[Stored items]
>> BEGIN
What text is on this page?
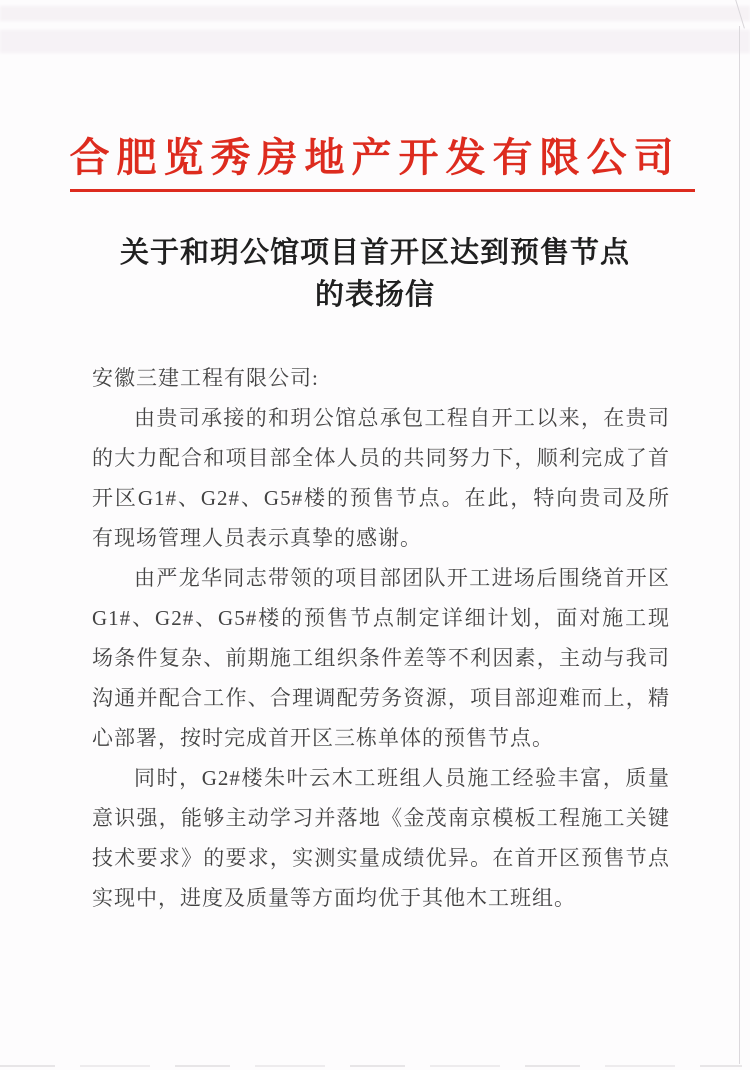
合肥览秀房地产开发有限公司
关于和玥公馆项目首开区达到预售节点
的表扬信

安徽三建工程有限公司:

由贵司承接的和玥公馆总承包工程自开工以来，在贵司的大力配合和项目部全体人员的共同努力下，顺利完成了首开区G1#、G2#、G5#楼的预售节点。在此，特向贵司及所有现场管理人员表示真挚的感谢。

由严龙华同志带领的项目部团队开工进场后围绕首开区G1#、G2#、G5#楼的预售节点制定详细计划，面对施工现场条件复杂、前期施工组织条件差等不利因素，主动与我司沟通并配合工作、合理调配劳务资源，项目部迎难而上，精心部署，按时完成首开区三栋单体的预售节点。

同时，G2#楼朱叶云木工班组人员施工经验丰富，质量意识强，能够主动学习并落地《金茂南京模板工程施工关键技术要求》的要求，实测实量成绩优异。在首开区预售节点实现中，进度及质量等方面均优于其他木工班组。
>> END
## Task goal
Transcribe all of the records above character for character. Exclude the pictures.

## Exercise response
What text is on this page?
合肥览秀房地产开发有限公司
关于和玥公馆项目首开区达到预售节点
的表扬信

安徽三建工程有限公司:

由贵司承接的和玥公馆总承包工程自开工以来，在贵司的大力配合和项目部全体人员的共同努力下，顺利完成了首开区G1#、G2#、G5#楼的预售节点。在此，特向贵司及所有现场管理人员表示真挚的感谢。

由严龙华同志带领的项目部团队开工进场后围绕首开区G1#、G2#、G5#楼的预售节点制定详细计划，面对施工现场条件复杂、前期施工组织条件差等不利因素，主动与我司沟通并配合工作、合理调配劳务资源，项目部迎难而上，精心部署，按时完成首开区三栋单体的预售节点。

同时，G2#楼朱叶云木工班组人员施工经验丰富，质量意识强，能够主动学习并落地《金茂南京模板工程施工关键技术要求》的要求，实测实量成绩优异。在首开区预售节点实现中，进度及质量等方面均优于其他木工班组。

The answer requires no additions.